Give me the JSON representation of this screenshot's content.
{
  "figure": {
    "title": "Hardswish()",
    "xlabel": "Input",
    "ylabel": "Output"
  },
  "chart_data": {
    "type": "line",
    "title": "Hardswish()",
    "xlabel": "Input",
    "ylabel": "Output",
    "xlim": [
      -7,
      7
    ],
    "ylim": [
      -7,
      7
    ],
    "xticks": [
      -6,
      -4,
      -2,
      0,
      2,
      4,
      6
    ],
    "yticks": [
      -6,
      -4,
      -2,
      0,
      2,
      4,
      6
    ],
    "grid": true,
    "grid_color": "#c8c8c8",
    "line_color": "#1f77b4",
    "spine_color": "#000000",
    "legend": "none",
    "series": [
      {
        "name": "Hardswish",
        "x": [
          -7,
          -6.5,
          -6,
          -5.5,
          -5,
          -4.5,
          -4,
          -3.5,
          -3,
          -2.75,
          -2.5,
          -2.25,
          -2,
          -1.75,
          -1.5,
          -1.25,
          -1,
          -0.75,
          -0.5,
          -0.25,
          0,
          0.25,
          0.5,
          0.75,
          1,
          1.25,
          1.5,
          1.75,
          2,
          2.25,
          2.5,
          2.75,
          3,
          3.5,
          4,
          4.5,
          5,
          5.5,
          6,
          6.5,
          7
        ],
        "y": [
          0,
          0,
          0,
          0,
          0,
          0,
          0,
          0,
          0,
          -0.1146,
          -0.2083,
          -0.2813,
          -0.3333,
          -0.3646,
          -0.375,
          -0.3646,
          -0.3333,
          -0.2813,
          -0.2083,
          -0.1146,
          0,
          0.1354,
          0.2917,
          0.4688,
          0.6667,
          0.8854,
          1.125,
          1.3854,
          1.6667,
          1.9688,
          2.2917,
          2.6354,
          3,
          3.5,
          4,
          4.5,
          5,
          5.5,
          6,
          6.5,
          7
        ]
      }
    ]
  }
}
————————
> **INSTRUCTIONS FOR THE TASK**
Transcribe every entry exactly, omitting nothing.

> **RESPONSE TO THIS TASK**
Give me the JSON representation of this screenshot's content.
{
  "figure": {
    "title": "Hardswish()",
    "xlabel": "Input",
    "ylabel": "Output"
  },
  "chart_data": {
    "type": "line",
    "title": "Hardswish()",
    "xlabel": "Input",
    "ylabel": "Output",
    "xlim": [
      -7,
      7
    ],
    "ylim": [
      -7,
      7
    ],
    "xticks": [
      -6,
      -4,
      -2,
      0,
      2,
      4,
      6
    ],
    "yticks": [
      -6,
      -4,
      -2,
      0,
      2,
      4,
      6
    ],
    "grid": true,
    "grid_color": "#c8c8c8",
    "line_color": "#1f77b4",
    "spine_color": "#000000",
    "legend": "none",
    "series": [
      {
        "name": "Hardswish",
        "x": [
          -7,
          -6.5,
          -6,
          -5.5,
          -5,
          -4.5,
          -4,
          -3.5,
          -3,
          -2.75,
          -2.5,
          -2.25,
          -2,
          -1.75,
          -1.5,
          -1.25,
          -1,
          -0.75,
          -0.5,
          -0.25,
          0,
          0.25,
          0.5,
          0.75,
          1,
          1.25,
          1.5,
          1.75,
          2,
          2.25,
          2.5,
          2.75,
          3,
          3.5,
          4,
          4.5,
          5,
          5.5,
          6,
          6.5,
          7
        ],
        "y": [
          0,
          0,
          0,
          0,
          0,
          0,
          0,
          0,
          0,
          -0.1146,
          -0.2083,
          -0.2813,
          -0.3333,
          -0.3646,
          -0.375,
          -0.3646,
          -0.3333,
          -0.2813,
          -0.2083,
          -0.1146,
          0,
          0.1354,
          0.2917,
          0.4688,
          0.6667,
          0.8854,
          1.125,
          1.3854,
          1.6667,
          1.9688,
          2.2917,
          2.6354,
          3,
          3.5,
          4,
          4.5,
          5,
          5.5,
          6,
          6.5,
          7
        ]
      }
    ]
  }
}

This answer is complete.